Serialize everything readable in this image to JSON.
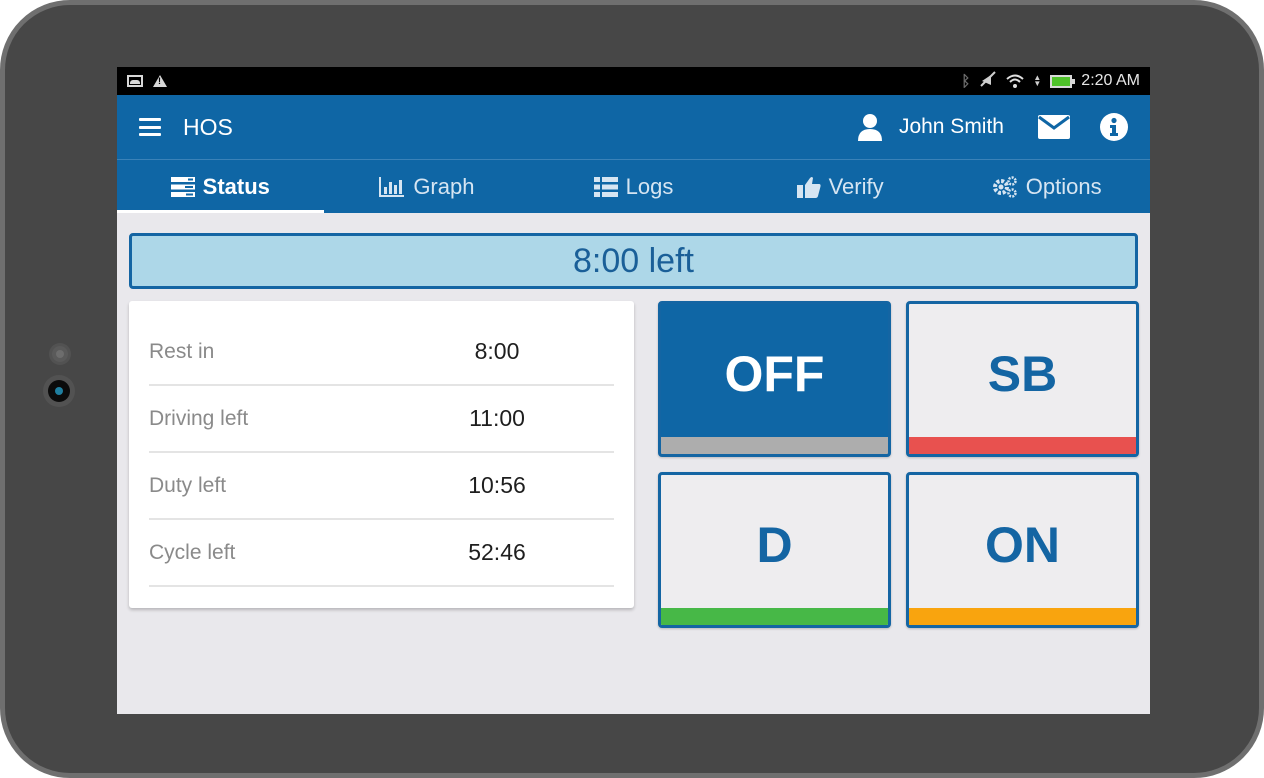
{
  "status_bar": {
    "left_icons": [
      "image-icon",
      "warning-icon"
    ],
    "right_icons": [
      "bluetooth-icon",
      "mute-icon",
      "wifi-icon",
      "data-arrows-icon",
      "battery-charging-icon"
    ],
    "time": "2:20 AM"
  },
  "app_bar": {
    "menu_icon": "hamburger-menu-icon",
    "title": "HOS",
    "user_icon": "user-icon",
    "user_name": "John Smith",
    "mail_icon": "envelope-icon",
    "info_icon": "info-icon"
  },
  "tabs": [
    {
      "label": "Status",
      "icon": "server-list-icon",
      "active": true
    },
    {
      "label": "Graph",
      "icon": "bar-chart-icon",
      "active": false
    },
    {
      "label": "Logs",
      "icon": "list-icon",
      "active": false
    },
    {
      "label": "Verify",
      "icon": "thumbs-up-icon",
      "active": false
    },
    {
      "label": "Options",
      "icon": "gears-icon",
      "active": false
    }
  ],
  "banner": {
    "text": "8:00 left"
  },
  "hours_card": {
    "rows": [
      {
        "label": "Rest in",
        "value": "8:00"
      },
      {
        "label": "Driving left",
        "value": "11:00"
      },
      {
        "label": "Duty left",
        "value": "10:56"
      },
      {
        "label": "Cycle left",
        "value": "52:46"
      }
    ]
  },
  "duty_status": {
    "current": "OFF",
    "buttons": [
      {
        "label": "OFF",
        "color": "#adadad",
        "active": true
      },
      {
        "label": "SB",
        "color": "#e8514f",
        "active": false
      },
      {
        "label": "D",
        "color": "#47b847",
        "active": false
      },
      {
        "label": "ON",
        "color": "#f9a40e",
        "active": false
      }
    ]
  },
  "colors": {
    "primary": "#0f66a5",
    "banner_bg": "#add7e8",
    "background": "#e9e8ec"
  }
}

_INSTRUCTIONS TO FOLLOW:_
Reproduce the entries exactly. Do not carry over any picture.

_WORKED SOLUTION:_
Serialize everything readable in this image to JSON.
{
  "status_bar": {
    "left_icons": [
      "image-icon",
      "warning-icon"
    ],
    "right_icons": [
      "bluetooth-icon",
      "mute-icon",
      "wifi-icon",
      "data-arrows-icon",
      "battery-charging-icon"
    ],
    "time": "2:20 AM"
  },
  "app_bar": {
    "menu_icon": "hamburger-menu-icon",
    "title": "HOS",
    "user_icon": "user-icon",
    "user_name": "John Smith",
    "mail_icon": "envelope-icon",
    "info_icon": "info-icon"
  },
  "tabs": [
    {
      "label": "Status",
      "icon": "server-list-icon",
      "active": true
    },
    {
      "label": "Graph",
      "icon": "bar-chart-icon",
      "active": false
    },
    {
      "label": "Logs",
      "icon": "list-icon",
      "active": false
    },
    {
      "label": "Verify",
      "icon": "thumbs-up-icon",
      "active": false
    },
    {
      "label": "Options",
      "icon": "gears-icon",
      "active": false
    }
  ],
  "banner": {
    "text": "8:00 left"
  },
  "hours_card": {
    "rows": [
      {
        "label": "Rest in",
        "value": "8:00"
      },
      {
        "label": "Driving left",
        "value": "11:00"
      },
      {
        "label": "Duty left",
        "value": "10:56"
      },
      {
        "label": "Cycle left",
        "value": "52:46"
      }
    ]
  },
  "duty_status": {
    "current": "OFF",
    "buttons": [
      {
        "label": "OFF",
        "color": "#adadad",
        "active": true
      },
      {
        "label": "SB",
        "color": "#e8514f",
        "active": false
      },
      {
        "label": "D",
        "color": "#47b847",
        "active": false
      },
      {
        "label": "ON",
        "color": "#f9a40e",
        "active": false
      }
    ]
  },
  "colors": {
    "primary": "#0f66a5",
    "banner_bg": "#add7e8",
    "background": "#e9e8ec"
  }
}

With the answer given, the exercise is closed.